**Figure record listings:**
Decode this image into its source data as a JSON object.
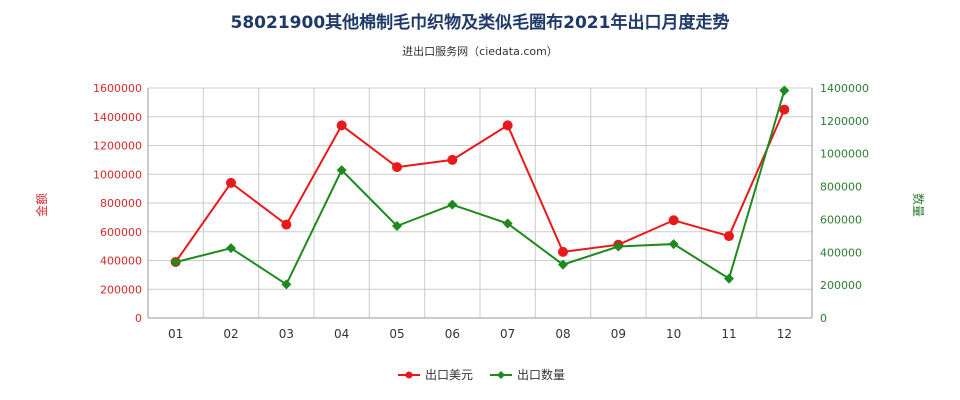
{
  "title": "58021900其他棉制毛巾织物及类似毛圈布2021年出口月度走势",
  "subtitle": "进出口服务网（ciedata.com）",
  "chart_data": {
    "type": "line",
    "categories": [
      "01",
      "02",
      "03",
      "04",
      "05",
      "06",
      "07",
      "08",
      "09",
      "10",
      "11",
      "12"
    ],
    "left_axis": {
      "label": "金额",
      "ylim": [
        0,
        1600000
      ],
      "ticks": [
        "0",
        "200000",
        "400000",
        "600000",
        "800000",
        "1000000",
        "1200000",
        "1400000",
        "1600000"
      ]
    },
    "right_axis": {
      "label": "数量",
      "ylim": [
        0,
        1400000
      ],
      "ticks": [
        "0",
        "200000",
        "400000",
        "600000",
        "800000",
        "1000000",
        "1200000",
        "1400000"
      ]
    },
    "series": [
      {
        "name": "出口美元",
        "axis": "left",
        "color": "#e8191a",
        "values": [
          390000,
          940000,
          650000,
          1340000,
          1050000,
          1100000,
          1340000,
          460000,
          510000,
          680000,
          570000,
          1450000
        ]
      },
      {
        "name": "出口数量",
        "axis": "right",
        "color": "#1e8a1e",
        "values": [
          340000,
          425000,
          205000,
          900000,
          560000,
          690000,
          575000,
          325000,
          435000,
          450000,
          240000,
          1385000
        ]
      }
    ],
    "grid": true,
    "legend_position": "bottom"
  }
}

* * *

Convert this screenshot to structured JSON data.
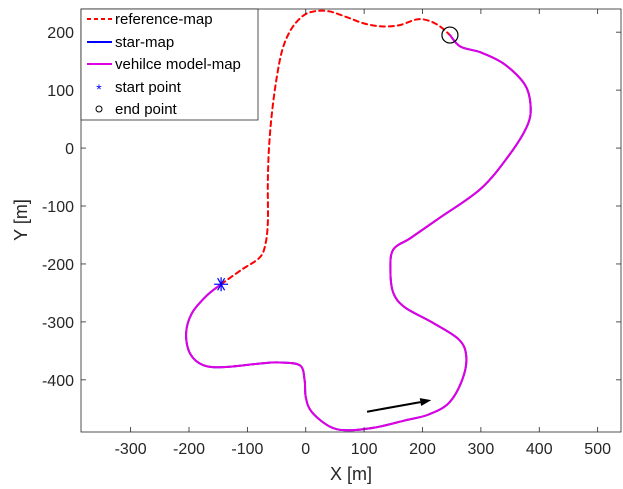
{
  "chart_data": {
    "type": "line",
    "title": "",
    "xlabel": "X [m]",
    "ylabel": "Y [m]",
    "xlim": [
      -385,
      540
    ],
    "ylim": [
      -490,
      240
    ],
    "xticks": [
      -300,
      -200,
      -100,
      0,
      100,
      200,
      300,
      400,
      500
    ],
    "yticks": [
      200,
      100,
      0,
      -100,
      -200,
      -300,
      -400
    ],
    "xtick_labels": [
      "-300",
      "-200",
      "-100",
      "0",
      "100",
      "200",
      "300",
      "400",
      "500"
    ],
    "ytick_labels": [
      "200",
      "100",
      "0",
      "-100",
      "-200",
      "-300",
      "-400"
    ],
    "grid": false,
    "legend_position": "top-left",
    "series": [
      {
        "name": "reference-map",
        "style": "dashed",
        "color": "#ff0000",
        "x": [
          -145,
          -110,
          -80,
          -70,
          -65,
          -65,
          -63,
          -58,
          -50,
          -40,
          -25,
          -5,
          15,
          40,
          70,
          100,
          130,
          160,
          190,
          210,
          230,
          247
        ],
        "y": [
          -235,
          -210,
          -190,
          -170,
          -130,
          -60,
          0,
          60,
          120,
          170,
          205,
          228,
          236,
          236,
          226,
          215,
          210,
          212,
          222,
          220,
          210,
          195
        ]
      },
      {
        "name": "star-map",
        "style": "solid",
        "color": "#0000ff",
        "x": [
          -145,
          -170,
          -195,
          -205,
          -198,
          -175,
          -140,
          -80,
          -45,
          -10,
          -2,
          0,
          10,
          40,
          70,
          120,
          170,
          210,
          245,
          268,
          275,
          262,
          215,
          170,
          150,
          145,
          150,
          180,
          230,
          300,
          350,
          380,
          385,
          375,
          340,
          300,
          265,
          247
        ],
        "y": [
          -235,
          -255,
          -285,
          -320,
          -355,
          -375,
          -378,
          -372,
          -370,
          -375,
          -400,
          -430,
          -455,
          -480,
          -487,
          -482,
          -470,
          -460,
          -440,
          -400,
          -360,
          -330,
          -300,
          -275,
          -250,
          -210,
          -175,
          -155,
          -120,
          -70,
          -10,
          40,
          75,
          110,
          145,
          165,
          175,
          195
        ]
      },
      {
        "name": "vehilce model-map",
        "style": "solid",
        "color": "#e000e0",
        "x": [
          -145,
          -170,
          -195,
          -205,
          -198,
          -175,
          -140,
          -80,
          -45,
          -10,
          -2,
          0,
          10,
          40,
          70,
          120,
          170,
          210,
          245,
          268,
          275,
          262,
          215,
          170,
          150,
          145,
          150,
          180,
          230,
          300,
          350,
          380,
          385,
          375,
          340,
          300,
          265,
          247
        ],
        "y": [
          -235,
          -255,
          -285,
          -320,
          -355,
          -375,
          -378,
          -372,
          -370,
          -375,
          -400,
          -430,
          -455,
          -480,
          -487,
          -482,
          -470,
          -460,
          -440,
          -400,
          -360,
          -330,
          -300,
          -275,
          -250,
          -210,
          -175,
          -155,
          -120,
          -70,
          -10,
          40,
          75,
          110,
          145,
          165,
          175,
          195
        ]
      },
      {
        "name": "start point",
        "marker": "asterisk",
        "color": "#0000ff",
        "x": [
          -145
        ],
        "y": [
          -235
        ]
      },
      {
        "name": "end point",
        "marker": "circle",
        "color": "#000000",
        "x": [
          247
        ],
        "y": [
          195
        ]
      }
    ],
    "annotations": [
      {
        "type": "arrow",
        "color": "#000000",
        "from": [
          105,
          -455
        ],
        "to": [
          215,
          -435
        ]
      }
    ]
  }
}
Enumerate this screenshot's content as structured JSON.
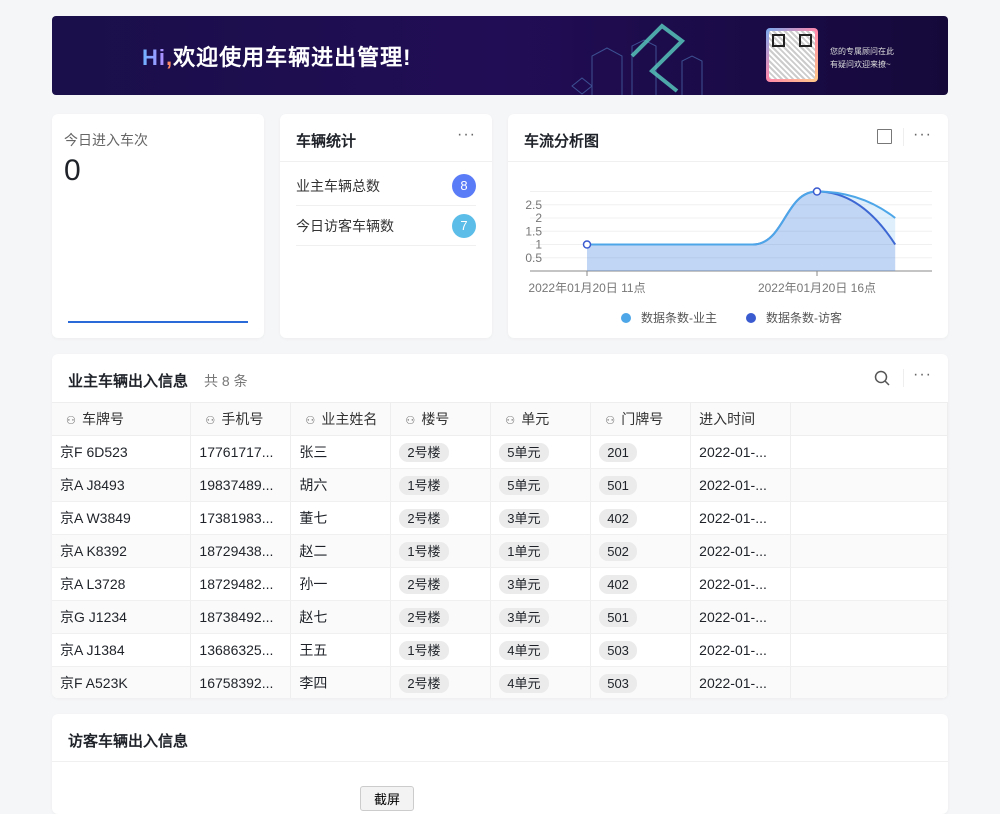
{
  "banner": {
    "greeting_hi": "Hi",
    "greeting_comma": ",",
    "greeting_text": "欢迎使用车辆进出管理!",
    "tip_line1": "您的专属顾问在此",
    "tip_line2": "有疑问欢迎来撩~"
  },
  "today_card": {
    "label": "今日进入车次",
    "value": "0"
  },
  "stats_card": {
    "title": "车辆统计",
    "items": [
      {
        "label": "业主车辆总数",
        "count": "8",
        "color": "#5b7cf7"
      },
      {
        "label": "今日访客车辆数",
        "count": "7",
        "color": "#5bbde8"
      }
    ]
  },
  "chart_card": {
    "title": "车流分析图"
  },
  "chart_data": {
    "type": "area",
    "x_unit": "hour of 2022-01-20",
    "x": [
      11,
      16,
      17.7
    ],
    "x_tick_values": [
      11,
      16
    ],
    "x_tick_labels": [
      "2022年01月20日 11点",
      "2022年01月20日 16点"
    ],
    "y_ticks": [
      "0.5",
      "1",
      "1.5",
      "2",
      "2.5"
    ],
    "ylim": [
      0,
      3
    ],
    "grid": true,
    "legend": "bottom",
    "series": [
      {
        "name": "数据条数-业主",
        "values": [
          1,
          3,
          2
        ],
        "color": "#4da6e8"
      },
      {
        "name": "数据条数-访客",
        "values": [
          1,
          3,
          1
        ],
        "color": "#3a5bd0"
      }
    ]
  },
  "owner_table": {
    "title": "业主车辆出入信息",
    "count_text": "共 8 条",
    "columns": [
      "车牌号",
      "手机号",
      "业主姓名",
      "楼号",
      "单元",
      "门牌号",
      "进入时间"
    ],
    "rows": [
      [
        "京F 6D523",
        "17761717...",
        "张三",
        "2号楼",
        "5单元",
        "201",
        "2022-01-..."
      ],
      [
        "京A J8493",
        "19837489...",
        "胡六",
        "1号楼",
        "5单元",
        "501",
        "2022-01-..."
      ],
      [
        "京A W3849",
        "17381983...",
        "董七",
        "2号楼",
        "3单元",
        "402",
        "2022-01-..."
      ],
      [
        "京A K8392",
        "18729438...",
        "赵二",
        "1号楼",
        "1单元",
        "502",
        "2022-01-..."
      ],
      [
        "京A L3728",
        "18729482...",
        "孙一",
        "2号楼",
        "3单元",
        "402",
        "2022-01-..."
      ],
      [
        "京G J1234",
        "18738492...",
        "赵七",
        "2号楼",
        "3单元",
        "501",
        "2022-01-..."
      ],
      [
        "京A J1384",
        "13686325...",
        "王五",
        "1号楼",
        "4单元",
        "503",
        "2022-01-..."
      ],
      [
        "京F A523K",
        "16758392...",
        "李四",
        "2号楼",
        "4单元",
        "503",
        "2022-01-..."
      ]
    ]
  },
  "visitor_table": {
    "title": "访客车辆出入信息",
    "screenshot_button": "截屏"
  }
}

**AIM:** From the entries above, extract every line where the word "name" appears.

**SOLUTION TO THE PROBLEM:**
        "name": "出口美元",
        "name": "出口数量",
        "name": "reference-map",
        "name": "star-map",
        "name": "vehilce model-map",
        "name": "start point",
        "name": "end point",
        "name": "数据条数-业主",
        "name": "数据条数-访客",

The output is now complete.